▶ _WORK INSTRUCTIONS_: In the records that follow, show each line where the word "text" is present.

>> Start

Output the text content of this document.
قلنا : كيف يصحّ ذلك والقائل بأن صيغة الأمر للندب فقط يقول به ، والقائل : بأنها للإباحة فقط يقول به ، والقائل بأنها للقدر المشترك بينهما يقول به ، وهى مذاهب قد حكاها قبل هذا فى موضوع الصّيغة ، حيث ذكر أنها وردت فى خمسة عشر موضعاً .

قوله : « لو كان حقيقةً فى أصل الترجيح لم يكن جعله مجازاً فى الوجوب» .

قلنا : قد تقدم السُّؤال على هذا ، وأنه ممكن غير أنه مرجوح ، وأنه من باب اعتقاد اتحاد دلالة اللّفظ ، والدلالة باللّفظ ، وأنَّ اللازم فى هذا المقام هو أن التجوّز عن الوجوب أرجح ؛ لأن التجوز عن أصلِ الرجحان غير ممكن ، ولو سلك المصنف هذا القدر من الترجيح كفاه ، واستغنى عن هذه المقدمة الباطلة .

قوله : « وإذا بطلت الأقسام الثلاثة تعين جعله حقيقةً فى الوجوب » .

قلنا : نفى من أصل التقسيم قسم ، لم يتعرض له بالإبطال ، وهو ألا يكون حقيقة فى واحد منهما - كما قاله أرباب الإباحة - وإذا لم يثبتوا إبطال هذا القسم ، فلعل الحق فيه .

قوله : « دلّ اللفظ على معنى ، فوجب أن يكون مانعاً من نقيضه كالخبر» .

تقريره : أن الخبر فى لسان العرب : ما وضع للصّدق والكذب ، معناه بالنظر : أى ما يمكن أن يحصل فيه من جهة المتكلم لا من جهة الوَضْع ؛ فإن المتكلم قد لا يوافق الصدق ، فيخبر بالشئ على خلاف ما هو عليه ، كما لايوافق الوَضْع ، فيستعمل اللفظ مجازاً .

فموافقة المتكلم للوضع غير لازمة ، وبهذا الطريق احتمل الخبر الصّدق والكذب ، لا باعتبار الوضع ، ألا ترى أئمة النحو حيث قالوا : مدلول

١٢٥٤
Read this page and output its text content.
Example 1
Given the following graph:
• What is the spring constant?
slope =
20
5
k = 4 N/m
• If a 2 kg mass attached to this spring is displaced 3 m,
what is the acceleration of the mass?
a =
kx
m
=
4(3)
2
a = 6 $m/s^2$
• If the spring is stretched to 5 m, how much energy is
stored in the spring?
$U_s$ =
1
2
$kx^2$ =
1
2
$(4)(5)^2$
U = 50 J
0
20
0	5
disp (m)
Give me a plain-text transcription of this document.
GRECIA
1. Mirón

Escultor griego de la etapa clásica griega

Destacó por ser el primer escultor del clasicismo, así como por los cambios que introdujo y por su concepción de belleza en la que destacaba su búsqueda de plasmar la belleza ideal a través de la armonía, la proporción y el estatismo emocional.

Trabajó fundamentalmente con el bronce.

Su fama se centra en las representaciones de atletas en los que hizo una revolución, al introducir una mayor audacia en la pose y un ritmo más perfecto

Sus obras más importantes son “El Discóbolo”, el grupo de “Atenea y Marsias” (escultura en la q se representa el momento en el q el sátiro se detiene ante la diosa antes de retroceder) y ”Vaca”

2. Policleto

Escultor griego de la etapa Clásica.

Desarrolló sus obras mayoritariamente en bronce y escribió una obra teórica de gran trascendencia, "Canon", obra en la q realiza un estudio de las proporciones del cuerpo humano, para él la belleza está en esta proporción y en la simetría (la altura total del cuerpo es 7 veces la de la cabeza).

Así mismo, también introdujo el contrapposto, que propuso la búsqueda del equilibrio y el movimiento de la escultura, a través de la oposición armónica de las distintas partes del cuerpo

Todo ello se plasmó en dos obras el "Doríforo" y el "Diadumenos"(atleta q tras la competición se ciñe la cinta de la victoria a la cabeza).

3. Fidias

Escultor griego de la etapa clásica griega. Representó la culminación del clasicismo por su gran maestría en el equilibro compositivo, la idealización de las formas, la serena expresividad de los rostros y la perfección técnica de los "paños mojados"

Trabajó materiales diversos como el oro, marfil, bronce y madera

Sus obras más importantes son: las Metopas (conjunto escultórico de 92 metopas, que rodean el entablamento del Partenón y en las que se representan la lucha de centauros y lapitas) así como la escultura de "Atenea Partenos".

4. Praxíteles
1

>> End

▶ _RESPONSE BELOW_:
Output the text content of this document.
Read this page and output its text content.
Give me a plain-text transcription of this document.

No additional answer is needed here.